### Dataset records

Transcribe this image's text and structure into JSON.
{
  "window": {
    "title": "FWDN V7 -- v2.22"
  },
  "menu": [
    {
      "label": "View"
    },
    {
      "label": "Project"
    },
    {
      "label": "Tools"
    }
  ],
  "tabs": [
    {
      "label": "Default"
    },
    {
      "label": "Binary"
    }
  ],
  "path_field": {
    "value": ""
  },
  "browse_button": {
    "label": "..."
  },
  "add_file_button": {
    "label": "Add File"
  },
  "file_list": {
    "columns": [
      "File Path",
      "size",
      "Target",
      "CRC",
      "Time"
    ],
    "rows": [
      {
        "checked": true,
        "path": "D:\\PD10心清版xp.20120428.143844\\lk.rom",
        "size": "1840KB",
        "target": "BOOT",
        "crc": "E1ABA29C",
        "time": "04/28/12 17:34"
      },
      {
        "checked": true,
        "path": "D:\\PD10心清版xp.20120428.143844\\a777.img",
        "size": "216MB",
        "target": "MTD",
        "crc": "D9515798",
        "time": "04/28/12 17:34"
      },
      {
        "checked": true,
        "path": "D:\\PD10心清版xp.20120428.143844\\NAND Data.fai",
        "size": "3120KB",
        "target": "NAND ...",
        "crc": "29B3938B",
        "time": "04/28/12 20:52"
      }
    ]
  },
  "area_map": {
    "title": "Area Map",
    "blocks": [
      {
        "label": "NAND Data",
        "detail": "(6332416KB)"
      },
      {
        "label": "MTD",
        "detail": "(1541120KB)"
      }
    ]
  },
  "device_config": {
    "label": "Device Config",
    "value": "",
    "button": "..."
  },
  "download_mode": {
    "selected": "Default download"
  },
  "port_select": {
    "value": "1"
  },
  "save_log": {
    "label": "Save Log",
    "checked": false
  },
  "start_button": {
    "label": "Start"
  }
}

### WHAT IS EXPECTED
Write out the listing once more, matching it exactly.

### RESULT BELOW
Transcribe this image's text and structure into JSON.
{
  "window": {
    "title": "FWDN V7 -- v2.22"
  },
  "menu": [
    {
      "label": "View"
    },
    {
      "label": "Project"
    },
    {
      "label": "Tools"
    }
  ],
  "tabs": [
    {
      "label": "Default"
    },
    {
      "label": "Binary"
    }
  ],
  "path_field": {
    "value": ""
  },
  "browse_button": {
    "label": "..."
  },
  "add_file_button": {
    "label": "Add File"
  },
  "file_list": {
    "columns": [
      "File Path",
      "size",
      "Target",
      "CRC",
      "Time"
    ],
    "rows": [
      {
        "checked": true,
        "path": "D:\\PD10心清版xp.20120428.143844\\lk.rom",
        "size": "1840KB",
        "target": "BOOT",
        "crc": "E1ABA29C",
        "time": "04/28/12 17:34"
      },
      {
        "checked": true,
        "path": "D:\\PD10心清版xp.20120428.143844\\a777.img",
        "size": "216MB",
        "target": "MTD",
        "crc": "D9515798",
        "time": "04/28/12 17:34"
      },
      {
        "checked": true,
        "path": "D:\\PD10心清版xp.20120428.143844\\NAND Data.fai",
        "size": "3120KB",
        "target": "NAND ...",
        "crc": "29B3938B",
        "time": "04/28/12 20:52"
      }
    ]
  },
  "area_map": {
    "title": "Area Map",
    "blocks": [
      {
        "label": "NAND Data",
        "detail": "(6332416KB)"
      },
      {
        "label": "MTD",
        "detail": "(1541120KB)"
      }
    ]
  },
  "device_config": {
    "label": "Device Config",
    "value": "",
    "button": "..."
  },
  "download_mode": {
    "selected": "Default download"
  },
  "port_select": {
    "value": "1"
  },
  "save_log": {
    "label": "Save Log",
    "checked": false
  },
  "start_button": {
    "label": "Start"
  }
}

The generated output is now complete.